• WORK TO BE COMPLETED
Print the listing as it stands, omitting all images.

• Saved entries

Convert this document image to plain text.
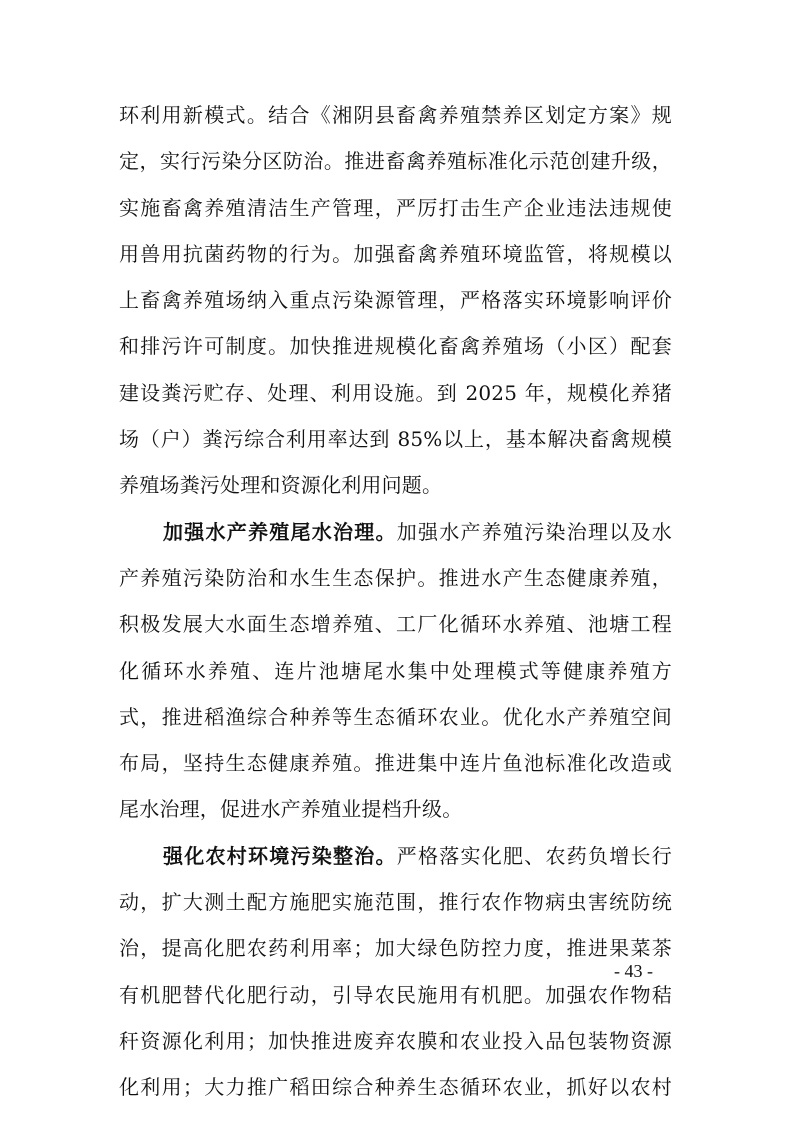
环利用新模式。结合《湘阴县畜禽养殖禁养区划定方案》规
定，实行污染分区防治。推进畜禽养殖标准化示范创建升级，
实施畜禽养殖清洁生产管理，严厉打击生产企业违法违规使
用兽用抗菌药物的行为。加强畜禽养殖环境监管，将规模以
上畜禽养殖场纳入重点污染源管理，严格落实环境影响评价
和排污许可制度。加快推进规模化畜禽养殖场（小区）配套
建设粪污贮存、处理、利用设施。到 2025 年，规模化养猪
场（户）粪污综合利用率达到 85%以上，基本解决畜禽规模
养殖场粪污处理和资源化利用问题。
加强水产养殖尾水治理。加强水产养殖污染治理以及水
产养殖污染防治和水生生态保护。推进水产生态健康养殖，
积极发展大水面生态增养殖、工厂化循环水养殖、池塘工程
化循环水养殖、连片池塘尾水集中处理模式等健康养殖方
式，推进稻渔综合种养等生态循环农业。优化水产养殖空间
布局，坚持生态健康养殖。推进集中连片鱼池标准化改造或
尾水治理，促进水产养殖业提档升级。
强化农村环境污染整治。严格落实化肥、农药负增长行
动，扩大测土配方施肥实施范围，推行农作物病虫害统防统
治，提高化肥农药利用率；加大绿色防控力度，推进果菜茶
有机肥替代化肥行动，引导农民施用有机肥。加强农作物秸
秆资源化利用；加快推进废弃农膜和农业投入品包装物资源
化利用；大力推广稻田综合种养生态循环农业，抓好以农村
- 43 -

• EXERCISE RESPONSE
Convert this document image to plain text.
环利用新模式。结合《湘阴县畜禽养殖禁养区划定方案》规
定，实行污染分区防治。推进畜禽养殖标准化示范创建升级，
实施畜禽养殖清洁生产管理，严厉打击生产企业违法违规使
用兽用抗菌药物的行为。加强畜禽养殖环境监管，将规模以
上畜禽养殖场纳入重点污染源管理，严格落实环境影响评价
和排污许可制度。加快推进规模化畜禽养殖场（小区）配套
建设粪污贮存、处理、利用设施。到 2025 年，规模化养猪
场（户）粪污综合利用率达到 85%以上，基本解决畜禽规模
养殖场粪污处理和资源化利用问题。
加强水产养殖尾水治理。加强水产养殖污染治理以及水
产养殖污染防治和水生生态保护。推进水产生态健康养殖，
积极发展大水面生态增养殖、工厂化循环水养殖、池塘工程
化循环水养殖、连片池塘尾水集中处理模式等健康养殖方
式，推进稻渔综合种养等生态循环农业。优化水产养殖空间
布局，坚持生态健康养殖。推进集中连片鱼池标准化改造或
尾水治理，促进水产养殖业提档升级。
强化农村环境污染整治。严格落实化肥、农药负增长行
动，扩大测土配方施肥实施范围，推行农作物病虫害统防统
治，提高化肥农药利用率；加大绿色防控力度，推进果菜茶
有机肥替代化肥行动，引导农民施用有机肥。加强农作物秸
秆资源化利用；加快推进废弃农膜和农业投入品包装物资源
化利用；大力推广稻田综合种养生态循环农业，抓好以农村
- 43 -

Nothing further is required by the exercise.